Copy the entries below exactly. Images do not belong in the copy.

DATA SHOWN
----------------

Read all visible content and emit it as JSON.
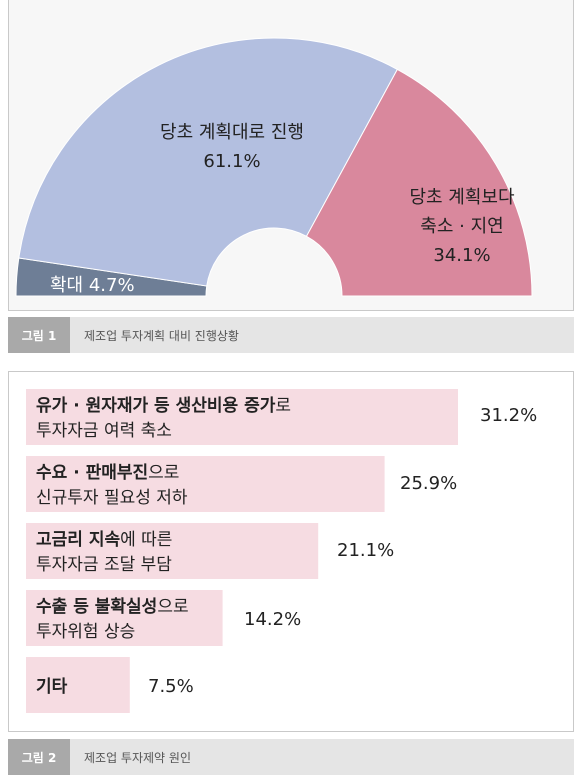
{
  "chart_data": [
    {
      "type": "pie",
      "categories": [
        "확대",
        "당초 계획대로 진행",
        "당초 계획보다 축소 · 지연"
      ],
      "values": [
        4.7,
        61.1,
        34.1
      ],
      "value_labels": [
        "4.7%",
        "61.1%",
        "34.1%"
      ],
      "labels": {
        "expand": "확대",
        "as_planned": "당초 계획대로 진행",
        "reduced_line1": "당초 계획보다",
        "reduced_line2": "축소 · 지연"
      },
      "colors": [
        "#6e7e96",
        "#b3bfe0",
        "#d9889d"
      ],
      "caption_num": "그림 1",
      "caption_title": "제조업 투자계획 대비 진행상황"
    },
    {
      "type": "bar",
      "orientation": "horizontal",
      "categories": [
        "유가 · 원자재가 등 생산비용 증가로 투자자금 여력 축소",
        "수요 · 판매부진으로 신규투자 필요성 저하",
        "고금리 지속에 따른 투자자금 조달 부담",
        "수출 등 불확실성으로 투자위험 상승",
        "기타"
      ],
      "values": [
        31.2,
        25.9,
        21.1,
        14.2,
        7.5
      ],
      "value_labels": [
        "31.2%",
        "25.9%",
        "21.1%",
        "14.2%",
        "7.5%"
      ],
      "rows": [
        {
          "b1": "유가 · 원자재가 등 생산비용 증가",
          "n1": "로",
          "n2": "투자자금 여력 축소"
        },
        {
          "b1": "수요 · 판매부진",
          "n1": "으로",
          "n2": "신규투자 필요성 저하"
        },
        {
          "b1": "고금리 지속",
          "n1": "에 따른",
          "n2": "투자자금 조달 부담"
        },
        {
          "b1": "수출 등 불확실성",
          "n1": "으로",
          "n2": "투자위험 상승"
        },
        {
          "b1": "기타",
          "n1": "",
          "n2": ""
        }
      ],
      "bar_color": "#f6dce2",
      "caption_num": "그림 2",
      "caption_title": "제조업 투자제약 원인"
    }
  ]
}
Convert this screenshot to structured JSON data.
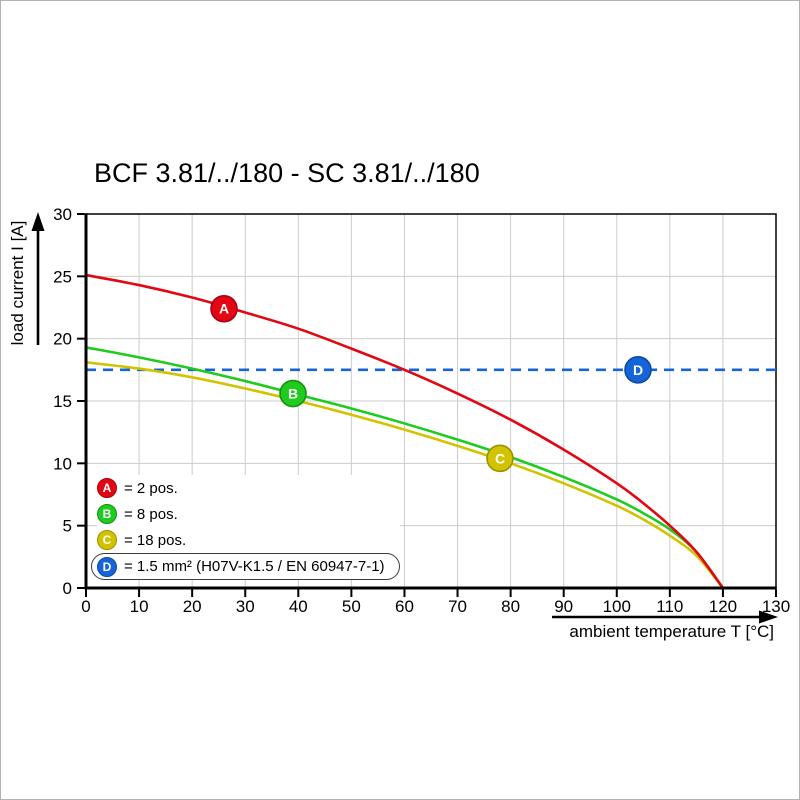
{
  "chart_data": {
    "type": "line",
    "title": "BCF 3.81/../180 - SC 3.81/../180",
    "xlabel": "ambient temperature T [°C]",
    "ylabel": "load current I [A]",
    "xlim": [
      0,
      130
    ],
    "ylim": [
      0,
      30
    ],
    "xtick_step": 10,
    "ytick_step": 5,
    "grid": true,
    "legend_position": "lower-left",
    "series": [
      {
        "id": "A",
        "name": "2 pos.",
        "color": "#e30613",
        "border_color": "#a50410",
        "line_style": "solid",
        "points": [
          [
            0,
            25.1
          ],
          [
            10,
            24.3
          ],
          [
            20,
            23.3
          ],
          [
            30,
            22.1
          ],
          [
            40,
            20.8
          ],
          [
            50,
            19.2
          ],
          [
            60,
            17.5
          ],
          [
            70,
            15.6
          ],
          [
            80,
            13.5
          ],
          [
            90,
            11.1
          ],
          [
            100,
            8.4
          ],
          [
            105,
            6.8
          ],
          [
            110,
            5.0
          ],
          [
            115,
            2.9
          ],
          [
            120,
            0
          ]
        ],
        "marker": {
          "x": 26,
          "y": 22.4,
          "letter": "A"
        }
      },
      {
        "id": "B",
        "name": "8 pos.",
        "color": "#1ecb1e",
        "border_color": "#149210",
        "line_style": "solid",
        "points": [
          [
            0,
            19.3
          ],
          [
            10,
            18.5
          ],
          [
            20,
            17.6
          ],
          [
            30,
            16.6
          ],
          [
            40,
            15.5
          ],
          [
            50,
            14.4
          ],
          [
            60,
            13.2
          ],
          [
            70,
            11.9
          ],
          [
            80,
            10.5
          ],
          [
            90,
            8.9
          ],
          [
            100,
            7.1
          ],
          [
            105,
            6.0
          ],
          [
            110,
            4.7
          ],
          [
            115,
            2.9
          ],
          [
            120,
            0
          ]
        ],
        "marker": {
          "x": 39,
          "y": 15.6,
          "letter": "B"
        }
      },
      {
        "id": "C",
        "name": "18 pos.",
        "color": "#d2c300",
        "border_color": "#9c9100",
        "line_style": "solid",
        "points": [
          [
            0,
            18.1
          ],
          [
            10,
            17.6
          ],
          [
            20,
            16.9
          ],
          [
            30,
            16.0
          ],
          [
            40,
            15.0
          ],
          [
            50,
            13.9
          ],
          [
            60,
            12.7
          ],
          [
            70,
            11.4
          ],
          [
            80,
            10.0
          ],
          [
            90,
            8.4
          ],
          [
            100,
            6.6
          ],
          [
            105,
            5.5
          ],
          [
            110,
            4.2
          ],
          [
            115,
            2.6
          ],
          [
            120,
            0
          ]
        ],
        "marker": {
          "x": 78,
          "y": 10.4,
          "letter": "C"
        }
      },
      {
        "id": "D",
        "name": "1.5 mm² (H07V-K1.5 / EN 60947-7-1)",
        "color": "#1565d8",
        "border_color": "#0b4aa2",
        "line_style": "dashed",
        "points": [
          [
            0,
            17.5
          ],
          [
            130,
            17.5
          ]
        ],
        "marker": {
          "x": 104,
          "y": 17.5,
          "letter": "D"
        }
      }
    ]
  },
  "legend": {
    "items": [
      {
        "letter": "A",
        "label": "= 2 pos.",
        "color": "#e30613",
        "border": "#a50410"
      },
      {
        "letter": "B",
        "label": "= 8 pos.",
        "color": "#1ecb1e",
        "border": "#149210"
      },
      {
        "letter": "C",
        "label": "= 18 pos.",
        "color": "#d2c300",
        "border": "#9c9100"
      },
      {
        "letter": "D",
        "label": "= 1.5 mm² (H07V-K1.5 / EN 60947-7-1)",
        "color": "#1565d8",
        "border": "#0b4aa2"
      }
    ]
  },
  "colors": {
    "grid": "#cccccc",
    "axis": "#000000",
    "background": "#ffffff"
  }
}
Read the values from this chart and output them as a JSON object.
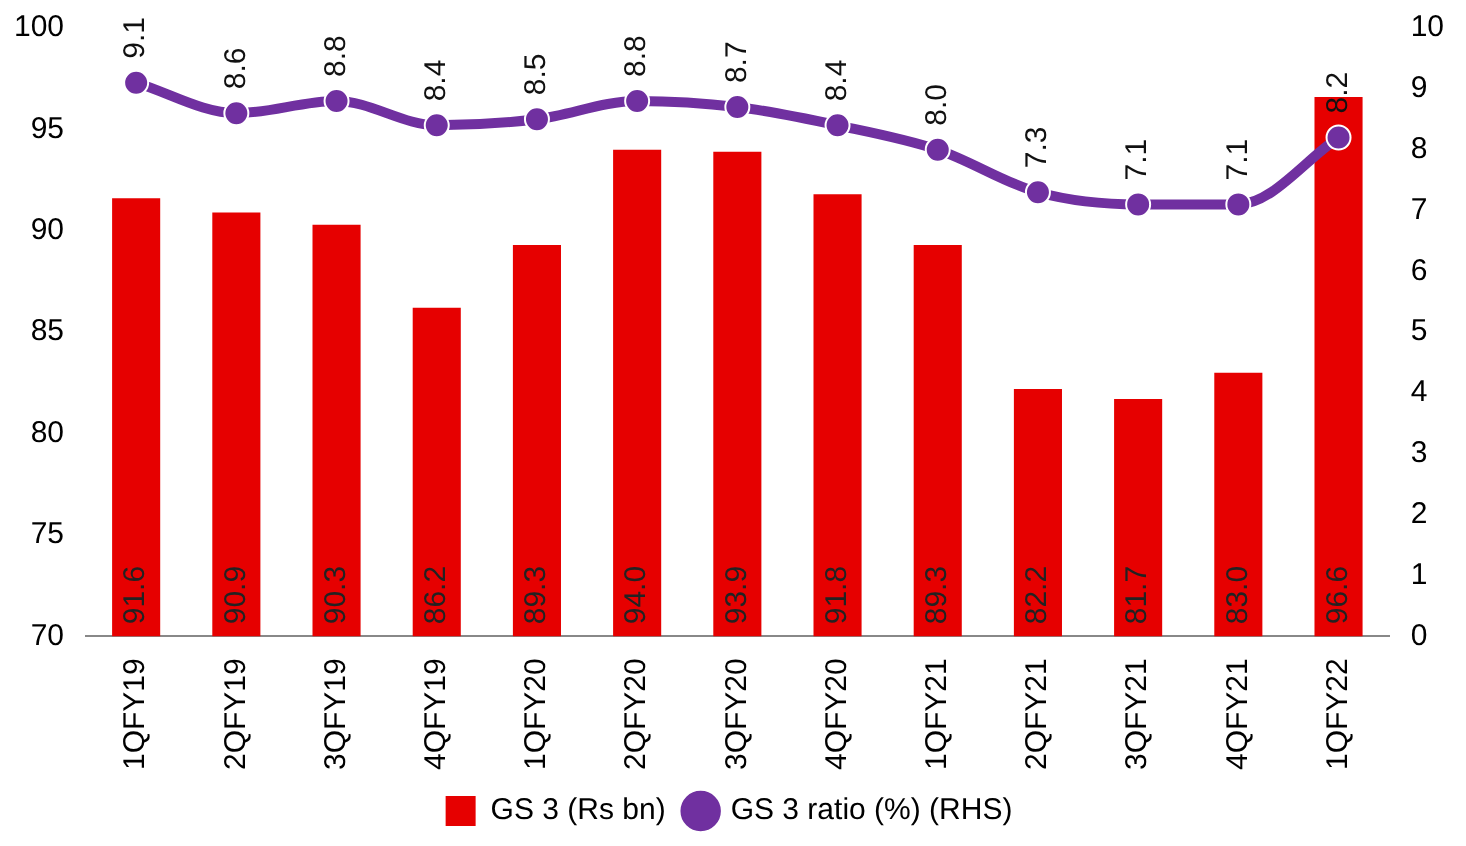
{
  "chart_data": {
    "type": "bar",
    "categories": [
      "1QFY19",
      "2QFY19",
      "3QFY19",
      "4QFY19",
      "1QFY20",
      "2QFY20",
      "3QFY20",
      "4QFY20",
      "1QFY21",
      "2QFY21",
      "3QFY21",
      "4QFY21",
      "1QFY22"
    ],
    "series": [
      {
        "name": "GS 3 (Rs bn)",
        "color": "#e60000",
        "values": [
          91.6,
          90.9,
          90.3,
          86.2,
          89.3,
          94.0,
          93.9,
          91.8,
          89.3,
          82.2,
          81.7,
          83.0,
          96.6
        ],
        "value_labels": [
          "91.6",
          "90.9",
          "90.3",
          "86.2",
          "89.3",
          "94.0",
          "93.9",
          "91.8",
          "89.3",
          "82.2",
          "81.7",
          "83.0",
          "96.6"
        ]
      },
      {
        "name": "GS 3 ratio (%) (RHS)",
        "type": "line",
        "axis": "y2",
        "color": "#7030a0",
        "values": [
          9.1,
          8.6,
          8.8,
          8.4,
          8.5,
          8.8,
          8.7,
          8.4,
          8.0,
          7.3,
          7.1,
          7.1,
          8.2
        ],
        "value_labels": [
          "9.1",
          "8.6",
          "8.8",
          "8.4",
          "8.5",
          "8.8",
          "8.7",
          "8.4",
          "8.0",
          "7.3",
          "7.1",
          "7.1",
          "8.2"
        ]
      }
    ],
    "ylim": [
      70,
      100
    ],
    "yticks": [
      70,
      75,
      80,
      85,
      90,
      95,
      100
    ],
    "y2lim": [
      0,
      10
    ],
    "y2ticks": [
      0,
      1,
      2,
      3,
      4,
      5,
      6,
      7,
      8,
      9,
      10
    ],
    "grid": false,
    "legend": "bottom",
    "marker": "circle",
    "line_style": "solid"
  }
}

----------------

TASK OUTPUT
Read all visible content and emit it as JSON.
{
  "chart_data": [
    {
      "type": "pie",
      "categories": [
        "확대",
        "당초 계획대로 진행",
        "당초 계획보다 축소 · 지연"
      ],
      "values": [
        4.7,
        61.1,
        34.1
      ],
      "value_labels": [
        "4.7%",
        "61.1%",
        "34.1%"
      ],
      "labels": {
        "expand": "확대",
        "as_planned": "당초 계획대로 진행",
        "reduced_line1": "당초 계획보다",
        "reduced_line2": "축소 · 지연"
      },
      "colors": [
        "#6e7e96",
        "#b3bfe0",
        "#d9889d"
      ],
      "caption_num": "그림 1",
      "caption_title": "제조업 투자계획 대비 진행상황"
    },
    {
      "type": "bar",
      "orientation": "horizontal",
      "categories": [
        "유가 · 원자재가 등 생산비용 증가로 투자자금 여력 축소",
        "수요 · 판매부진으로 신규투자 필요성 저하",
        "고금리 지속에 따른 투자자금 조달 부담",
        "수출 등 불확실성으로 투자위험 상승",
        "기타"
      ],
      "values": [
        31.2,
        25.9,
        21.1,
        14.2,
        7.5
      ],
      "value_labels": [
        "31.2%",
        "25.9%",
        "21.1%",
        "14.2%",
        "7.5%"
      ],
      "rows": [
        {
          "b1": "유가 · 원자재가 등 생산비용 증가",
          "n1": "로",
          "n2": "투자자금 여력 축소"
        },
        {
          "b1": "수요 · 판매부진",
          "n1": "으로",
          "n2": "신규투자 필요성 저하"
        },
        {
          "b1": "고금리 지속",
          "n1": "에 따른",
          "n2": "투자자금 조달 부담"
        },
        {
          "b1": "수출 등 불확실성",
          "n1": "으로",
          "n2": "투자위험 상승"
        },
        {
          "b1": "기타",
          "n1": "",
          "n2": ""
        }
      ],
      "bar_color": "#f6dce2",
      "caption_num": "그림 2",
      "caption_title": "제조업 투자제약 원인"
    }
  ]
}
Convert this screenshot to structured JSON data.
{
  "chart_data": {
    "type": "line",
    "title": "BCF 3.81/../180 - SC 3.81/../180",
    "xlabel": "ambient temperature T [°C]",
    "ylabel": "load current I [A]",
    "xlim": [
      0,
      130
    ],
    "ylim": [
      0,
      30
    ],
    "xtick_step": 10,
    "ytick_step": 5,
    "grid": true,
    "legend_position": "lower-left",
    "series": [
      {
        "id": "A",
        "name": "2 pos.",
        "color": "#e30613",
        "border_color": "#a50410",
        "line_style": "solid",
        "points": [
          [
            0,
            25.1
          ],
          [
            10,
            24.3
          ],
          [
            20,
            23.3
          ],
          [
            30,
            22.1
          ],
          [
            40,
            20.8
          ],
          [
            50,
            19.2
          ],
          [
            60,
            17.5
          ],
          [
            70,
            15.6
          ],
          [
            80,
            13.5
          ],
          [
            90,
            11.1
          ],
          [
            100,
            8.4
          ],
          [
            105,
            6.8
          ],
          [
            110,
            5.0
          ],
          [
            115,
            2.9
          ],
          [
            120,
            0
          ]
        ],
        "marker": {
          "x": 26,
          "y": 22.4,
          "letter": "A"
        }
      },
      {
        "id": "B",
        "name": "8 pos.",
        "color": "#1ecb1e",
        "border_color": "#149210",
        "line_style": "solid",
        "points": [
          [
            0,
            19.3
          ],
          [
            10,
            18.5
          ],
          [
            20,
            17.6
          ],
          [
            30,
            16.6
          ],
          [
            40,
            15.5
          ],
          [
            50,
            14.4
          ],
          [
            60,
            13.2
          ],
          [
            70,
            11.9
          ],
          [
            80,
            10.5
          ],
          [
            90,
            8.9
          ],
          [
            100,
            7.1
          ],
          [
            105,
            6.0
          ],
          [
            110,
            4.7
          ],
          [
            115,
            2.9
          ],
          [
            120,
            0
          ]
        ],
        "marker": {
          "x": 39,
          "y": 15.6,
          "letter": "B"
        }
      },
      {
        "id": "C",
        "name": "18 pos.",
        "color": "#d2c300",
        "border_color": "#9c9100",
        "line_style": "solid",
        "points": [
          [
            0,
            18.1
          ],
          [
            10,
            17.6
          ],
          [
            20,
            16.9
          ],
          [
            30,
            16.0
          ],
          [
            40,
            15.0
          ],
          [
            50,
            13.9
          ],
          [
            60,
            12.7
          ],
          [
            70,
            11.4
          ],
          [
            80,
            10.0
          ],
          [
            90,
            8.4
          ],
          [
            100,
            6.6
          ],
          [
            105,
            5.5
          ],
          [
            110,
            4.2
          ],
          [
            115,
            2.6
          ],
          [
            120,
            0
          ]
        ],
        "marker": {
          "x": 78,
          "y": 10.4,
          "letter": "C"
        }
      },
      {
        "id": "D",
        "name": "1.5 mm² (H07V-K1.5 / EN 60947-7-1)",
        "color": "#1565d8",
        "border_color": "#0b4aa2",
        "line_style": "dashed",
        "points": [
          [
            0,
            17.5
          ],
          [
            130,
            17.5
          ]
        ],
        "marker": {
          "x": 104,
          "y": 17.5,
          "letter": "D"
        }
      }
    ]
  },
  "legend": {
    "items": [
      {
        "letter": "A",
        "label": "= 2 pos.",
        "color": "#e30613",
        "border": "#a50410"
      },
      {
        "letter": "B",
        "label": "= 8 pos.",
        "color": "#1ecb1e",
        "border": "#149210"
      },
      {
        "letter": "C",
        "label": "= 18 pos.",
        "color": "#d2c300",
        "border": "#9c9100"
      },
      {
        "letter": "D",
        "label": "= 1.5 mm² (H07V-K1.5 / EN 60947-7-1)",
        "color": "#1565d8",
        "border": "#0b4aa2"
      }
    ]
  },
  "colors": {
    "grid": "#cccccc",
    "axis": "#000000",
    "background": "#ffffff"
  }
}
Read the values from this chart and output them as a JSON object.
{
  "chart_data": {
    "type": "bar",
    "categories": [
      "1QFY19",
      "2QFY19",
      "3QFY19",
      "4QFY19",
      "1QFY20",
      "2QFY20",
      "3QFY20",
      "4QFY20",
      "1QFY21",
      "2QFY21",
      "3QFY21",
      "4QFY21",
      "1QFY22"
    ],
    "series": [
      {
        "name": "GS 3 (Rs bn)",
        "color": "#e60000",
        "values": [
          91.6,
          90.9,
          90.3,
          86.2,
          89.3,
          94.0,
          93.9,
          91.8,
          89.3,
          82.2,
          81.7,
          83.0,
          96.6
        ],
        "value_labels": [
          "91.6",
          "90.9",
          "90.3",
          "86.2",
          "89.3",
          "94.0",
          "93.9",
          "91.8",
          "89.3",
          "82.2",
          "81.7",
          "83.0",
          "96.6"
        ]
      },
      {
        "name": "GS 3 ratio (%) (RHS)",
        "type": "line",
        "axis": "y2",
        "color": "#7030a0",
        "values": [
          9.1,
          8.6,
          8.8,
          8.4,
          8.5,
          8.8,
          8.7,
          8.4,
          8.0,
          7.3,
          7.1,
          7.1,
          8.2
        ],
        "value_labels": [
          "9.1",
          "8.6",
          "8.8",
          "8.4",
          "8.5",
          "8.8",
          "8.7",
          "8.4",
          "8.0",
          "7.3",
          "7.1",
          "7.1",
          "8.2"
        ]
      }
    ],
    "ylim": [
      70,
      100
    ],
    "yticks": [
      70,
      75,
      80,
      85,
      90,
      95,
      100
    ],
    "y2lim": [
      0,
      10
    ],
    "y2ticks": [
      0,
      1,
      2,
      3,
      4,
      5,
      6,
      7,
      8,
      9,
      10
    ],
    "grid": false,
    "legend": "bottom",
    "marker": "circle",
    "line_style": "solid"
  }
}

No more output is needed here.